(Stored items)
########

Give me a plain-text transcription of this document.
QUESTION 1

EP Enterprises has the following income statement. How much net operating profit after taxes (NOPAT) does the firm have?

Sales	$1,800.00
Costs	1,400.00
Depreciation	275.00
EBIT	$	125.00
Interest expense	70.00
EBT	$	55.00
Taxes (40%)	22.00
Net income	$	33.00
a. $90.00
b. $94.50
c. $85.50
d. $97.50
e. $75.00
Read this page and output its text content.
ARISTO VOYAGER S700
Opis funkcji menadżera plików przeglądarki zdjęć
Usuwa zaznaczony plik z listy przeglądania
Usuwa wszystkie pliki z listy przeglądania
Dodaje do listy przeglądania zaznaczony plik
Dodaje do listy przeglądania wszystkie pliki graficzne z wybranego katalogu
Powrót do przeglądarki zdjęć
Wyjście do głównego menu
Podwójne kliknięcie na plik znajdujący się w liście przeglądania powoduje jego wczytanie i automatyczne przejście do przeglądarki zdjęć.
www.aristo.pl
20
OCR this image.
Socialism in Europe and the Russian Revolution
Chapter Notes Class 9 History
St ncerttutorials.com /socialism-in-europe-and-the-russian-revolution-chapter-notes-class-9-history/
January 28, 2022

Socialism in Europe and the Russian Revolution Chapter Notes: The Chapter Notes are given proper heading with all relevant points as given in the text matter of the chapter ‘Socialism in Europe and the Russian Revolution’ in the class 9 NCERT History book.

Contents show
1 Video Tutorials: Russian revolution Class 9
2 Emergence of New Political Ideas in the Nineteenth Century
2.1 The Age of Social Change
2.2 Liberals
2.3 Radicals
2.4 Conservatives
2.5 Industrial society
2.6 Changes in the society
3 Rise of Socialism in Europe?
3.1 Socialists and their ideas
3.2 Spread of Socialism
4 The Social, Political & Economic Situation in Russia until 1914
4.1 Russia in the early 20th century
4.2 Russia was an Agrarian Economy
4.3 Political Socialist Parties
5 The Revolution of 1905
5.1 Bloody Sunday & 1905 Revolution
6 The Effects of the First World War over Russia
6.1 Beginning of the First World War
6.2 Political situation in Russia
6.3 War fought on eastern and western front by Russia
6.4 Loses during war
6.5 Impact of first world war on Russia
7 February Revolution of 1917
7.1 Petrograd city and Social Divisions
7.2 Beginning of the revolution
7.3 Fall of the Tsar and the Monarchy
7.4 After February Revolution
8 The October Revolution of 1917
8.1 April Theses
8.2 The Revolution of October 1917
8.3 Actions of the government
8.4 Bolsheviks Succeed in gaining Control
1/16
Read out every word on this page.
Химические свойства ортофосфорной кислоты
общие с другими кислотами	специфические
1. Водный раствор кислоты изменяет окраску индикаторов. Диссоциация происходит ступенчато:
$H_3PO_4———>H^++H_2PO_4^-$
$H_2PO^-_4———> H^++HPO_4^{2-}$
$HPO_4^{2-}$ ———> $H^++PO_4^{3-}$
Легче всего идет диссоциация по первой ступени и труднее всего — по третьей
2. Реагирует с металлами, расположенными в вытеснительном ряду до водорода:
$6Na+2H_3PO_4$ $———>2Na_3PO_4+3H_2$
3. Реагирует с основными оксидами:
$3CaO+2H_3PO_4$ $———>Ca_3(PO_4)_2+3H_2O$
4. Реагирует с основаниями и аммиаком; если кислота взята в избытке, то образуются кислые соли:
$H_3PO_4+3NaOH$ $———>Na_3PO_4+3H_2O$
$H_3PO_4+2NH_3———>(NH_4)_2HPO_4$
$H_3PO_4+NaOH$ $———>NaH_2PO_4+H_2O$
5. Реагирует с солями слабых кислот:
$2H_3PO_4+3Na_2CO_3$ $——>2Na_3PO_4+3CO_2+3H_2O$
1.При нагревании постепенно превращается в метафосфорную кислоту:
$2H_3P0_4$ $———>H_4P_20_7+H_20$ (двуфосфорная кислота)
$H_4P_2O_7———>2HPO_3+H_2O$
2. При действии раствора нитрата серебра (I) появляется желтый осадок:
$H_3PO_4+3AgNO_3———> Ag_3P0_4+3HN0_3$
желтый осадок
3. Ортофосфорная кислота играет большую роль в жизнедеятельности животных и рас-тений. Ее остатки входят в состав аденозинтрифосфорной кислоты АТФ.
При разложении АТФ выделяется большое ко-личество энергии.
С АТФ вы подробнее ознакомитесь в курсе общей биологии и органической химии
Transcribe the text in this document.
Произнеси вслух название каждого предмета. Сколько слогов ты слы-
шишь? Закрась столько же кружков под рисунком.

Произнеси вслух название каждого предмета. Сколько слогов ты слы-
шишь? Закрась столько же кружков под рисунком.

########

▸ WRITTEN EXERCISE: Repeat only the lines running from the line that contains "Transcribe the text in this document." through the last line above, inclusive.

▸ TASK SOLUTION:
Transcribe the text in this document.
Произнеси вслух название каждого предмета. Сколько слогов ты слы-
шишь? Закрась столько же кружков под рисунком.

Произнеси вслух название каждого предмета. Сколько слогов ты слы-
шишь? Закрась столько же кружков под рисунком.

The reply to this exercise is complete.